### WHAT THE TASK REQUIRES
Copy out verbatim the lines from the first one through the line containing "- current-level-fill: [192, 384, 251, 394]", including both.

### DATA IN THIS EXERCISE
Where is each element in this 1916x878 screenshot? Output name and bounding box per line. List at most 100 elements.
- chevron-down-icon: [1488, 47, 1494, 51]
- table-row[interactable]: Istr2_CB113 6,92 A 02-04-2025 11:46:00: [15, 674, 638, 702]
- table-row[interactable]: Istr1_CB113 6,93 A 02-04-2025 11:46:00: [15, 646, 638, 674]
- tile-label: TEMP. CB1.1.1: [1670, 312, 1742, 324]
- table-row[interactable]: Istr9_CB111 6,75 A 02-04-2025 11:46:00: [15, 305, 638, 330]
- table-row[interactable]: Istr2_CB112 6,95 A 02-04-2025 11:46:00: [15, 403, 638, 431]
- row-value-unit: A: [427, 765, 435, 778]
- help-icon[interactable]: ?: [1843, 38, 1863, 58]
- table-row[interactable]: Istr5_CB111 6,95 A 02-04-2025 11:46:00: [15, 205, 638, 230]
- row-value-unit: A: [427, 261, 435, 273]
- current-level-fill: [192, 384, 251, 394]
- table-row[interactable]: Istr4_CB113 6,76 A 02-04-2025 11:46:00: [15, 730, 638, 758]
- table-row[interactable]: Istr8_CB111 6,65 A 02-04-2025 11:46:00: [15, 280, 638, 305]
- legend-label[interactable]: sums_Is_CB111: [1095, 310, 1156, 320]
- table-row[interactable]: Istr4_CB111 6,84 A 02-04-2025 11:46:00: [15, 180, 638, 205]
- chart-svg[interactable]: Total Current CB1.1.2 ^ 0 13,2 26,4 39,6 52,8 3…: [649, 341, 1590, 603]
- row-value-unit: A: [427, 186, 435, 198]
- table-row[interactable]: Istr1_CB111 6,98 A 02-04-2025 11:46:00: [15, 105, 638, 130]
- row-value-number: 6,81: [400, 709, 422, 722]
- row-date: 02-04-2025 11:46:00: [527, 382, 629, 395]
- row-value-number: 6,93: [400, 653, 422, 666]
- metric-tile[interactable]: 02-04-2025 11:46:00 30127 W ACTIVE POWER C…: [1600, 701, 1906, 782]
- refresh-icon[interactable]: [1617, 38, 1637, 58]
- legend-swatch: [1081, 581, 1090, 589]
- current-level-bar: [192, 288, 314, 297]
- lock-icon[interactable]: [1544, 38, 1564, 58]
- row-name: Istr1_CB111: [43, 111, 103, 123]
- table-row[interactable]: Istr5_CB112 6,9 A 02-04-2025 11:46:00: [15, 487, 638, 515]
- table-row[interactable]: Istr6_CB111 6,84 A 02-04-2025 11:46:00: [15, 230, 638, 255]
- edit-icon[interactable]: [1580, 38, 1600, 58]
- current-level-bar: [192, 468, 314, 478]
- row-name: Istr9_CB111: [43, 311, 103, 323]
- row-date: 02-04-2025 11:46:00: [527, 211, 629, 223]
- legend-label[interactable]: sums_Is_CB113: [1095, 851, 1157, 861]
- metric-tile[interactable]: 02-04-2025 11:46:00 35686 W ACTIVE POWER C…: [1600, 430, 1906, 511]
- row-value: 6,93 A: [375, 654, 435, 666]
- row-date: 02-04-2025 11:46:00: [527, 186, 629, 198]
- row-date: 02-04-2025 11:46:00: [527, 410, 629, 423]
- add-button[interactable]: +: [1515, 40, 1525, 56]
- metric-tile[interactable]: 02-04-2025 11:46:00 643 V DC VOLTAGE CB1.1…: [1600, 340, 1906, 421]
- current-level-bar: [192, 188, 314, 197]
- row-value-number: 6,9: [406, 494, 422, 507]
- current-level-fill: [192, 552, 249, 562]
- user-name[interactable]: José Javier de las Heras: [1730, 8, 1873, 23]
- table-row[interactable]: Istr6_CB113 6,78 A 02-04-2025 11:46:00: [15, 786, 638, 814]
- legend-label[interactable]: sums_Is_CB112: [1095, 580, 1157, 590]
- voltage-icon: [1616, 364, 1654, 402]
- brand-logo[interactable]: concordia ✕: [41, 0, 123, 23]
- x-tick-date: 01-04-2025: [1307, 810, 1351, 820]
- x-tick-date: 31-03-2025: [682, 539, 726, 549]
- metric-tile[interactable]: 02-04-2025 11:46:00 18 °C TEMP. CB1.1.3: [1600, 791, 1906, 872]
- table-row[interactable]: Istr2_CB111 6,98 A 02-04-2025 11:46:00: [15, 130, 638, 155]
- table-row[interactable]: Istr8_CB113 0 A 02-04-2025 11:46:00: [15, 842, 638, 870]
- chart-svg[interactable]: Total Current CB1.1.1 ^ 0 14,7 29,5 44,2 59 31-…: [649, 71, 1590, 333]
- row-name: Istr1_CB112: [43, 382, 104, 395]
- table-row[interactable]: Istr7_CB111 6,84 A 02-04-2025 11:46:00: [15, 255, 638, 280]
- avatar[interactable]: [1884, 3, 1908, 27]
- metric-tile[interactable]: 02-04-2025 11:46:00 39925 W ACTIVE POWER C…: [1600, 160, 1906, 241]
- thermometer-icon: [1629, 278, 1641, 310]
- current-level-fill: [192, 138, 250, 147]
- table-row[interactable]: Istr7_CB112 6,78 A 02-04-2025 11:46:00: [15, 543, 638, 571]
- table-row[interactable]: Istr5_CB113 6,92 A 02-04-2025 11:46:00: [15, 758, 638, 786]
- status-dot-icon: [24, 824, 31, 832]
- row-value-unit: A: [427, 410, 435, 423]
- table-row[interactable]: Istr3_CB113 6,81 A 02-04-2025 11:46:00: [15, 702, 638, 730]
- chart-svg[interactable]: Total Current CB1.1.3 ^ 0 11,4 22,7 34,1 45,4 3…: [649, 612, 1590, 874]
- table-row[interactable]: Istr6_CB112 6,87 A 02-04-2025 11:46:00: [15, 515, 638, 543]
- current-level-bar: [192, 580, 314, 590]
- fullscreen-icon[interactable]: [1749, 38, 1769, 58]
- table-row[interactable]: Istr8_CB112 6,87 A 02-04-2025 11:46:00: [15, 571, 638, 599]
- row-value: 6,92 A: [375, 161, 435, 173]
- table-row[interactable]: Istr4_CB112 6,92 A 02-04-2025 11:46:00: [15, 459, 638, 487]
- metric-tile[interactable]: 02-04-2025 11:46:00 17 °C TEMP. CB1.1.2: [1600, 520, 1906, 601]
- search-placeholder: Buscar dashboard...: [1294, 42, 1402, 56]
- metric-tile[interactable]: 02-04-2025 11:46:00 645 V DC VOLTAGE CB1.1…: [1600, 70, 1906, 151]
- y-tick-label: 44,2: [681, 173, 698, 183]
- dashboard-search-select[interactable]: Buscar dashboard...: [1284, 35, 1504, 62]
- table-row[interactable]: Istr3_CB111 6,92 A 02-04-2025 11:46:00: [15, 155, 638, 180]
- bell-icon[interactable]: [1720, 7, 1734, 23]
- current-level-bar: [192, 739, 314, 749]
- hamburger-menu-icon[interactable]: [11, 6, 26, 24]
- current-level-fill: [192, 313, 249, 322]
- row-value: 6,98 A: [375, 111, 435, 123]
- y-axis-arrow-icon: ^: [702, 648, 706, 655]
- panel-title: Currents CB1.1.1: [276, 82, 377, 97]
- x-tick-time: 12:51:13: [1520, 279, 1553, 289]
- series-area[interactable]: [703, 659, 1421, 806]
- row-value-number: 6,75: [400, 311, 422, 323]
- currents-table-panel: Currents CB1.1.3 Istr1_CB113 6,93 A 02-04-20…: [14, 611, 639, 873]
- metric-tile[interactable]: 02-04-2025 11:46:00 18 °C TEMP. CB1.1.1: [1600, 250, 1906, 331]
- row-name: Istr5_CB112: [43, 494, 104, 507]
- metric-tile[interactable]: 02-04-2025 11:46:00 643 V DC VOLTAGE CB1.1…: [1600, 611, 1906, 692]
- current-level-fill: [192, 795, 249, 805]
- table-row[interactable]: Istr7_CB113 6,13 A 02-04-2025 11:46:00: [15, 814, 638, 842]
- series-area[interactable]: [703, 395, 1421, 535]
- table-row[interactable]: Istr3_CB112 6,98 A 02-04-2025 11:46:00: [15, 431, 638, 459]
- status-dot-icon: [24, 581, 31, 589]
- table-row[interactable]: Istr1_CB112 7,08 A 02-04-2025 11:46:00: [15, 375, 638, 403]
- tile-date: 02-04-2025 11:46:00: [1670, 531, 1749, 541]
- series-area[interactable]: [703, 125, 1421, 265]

### FINISHED TASK
Where is each element in this 1916x878 screenshot? Output name and bounding box per line. List at most 100 elements.
- chevron-down-icon: [1488, 47, 1494, 51]
- table-row[interactable]: Istr2_CB113 6,92 A 02-04-2025 11:46:00: [15, 674, 638, 702]
- table-row[interactable]: Istr1_CB113 6,93 A 02-04-2025 11:46:00: [15, 646, 638, 674]
- tile-label: TEMP. CB1.1.1: [1670, 312, 1742, 324]
- table-row[interactable]: Istr9_CB111 6,75 A 02-04-2025 11:46:00: [15, 305, 638, 330]
- table-row[interactable]: Istr2_CB112 6,95 A 02-04-2025 11:46:00: [15, 403, 638, 431]
- row-value-unit: A: [427, 765, 435, 778]
- help-icon[interactable]: ?: [1843, 38, 1863, 58]
- table-row[interactable]: Istr5_CB111 6,95 A 02-04-2025 11:46:00: [15, 205, 638, 230]
- row-value-unit: A: [427, 261, 435, 273]
- current-level-fill: [192, 384, 251, 394]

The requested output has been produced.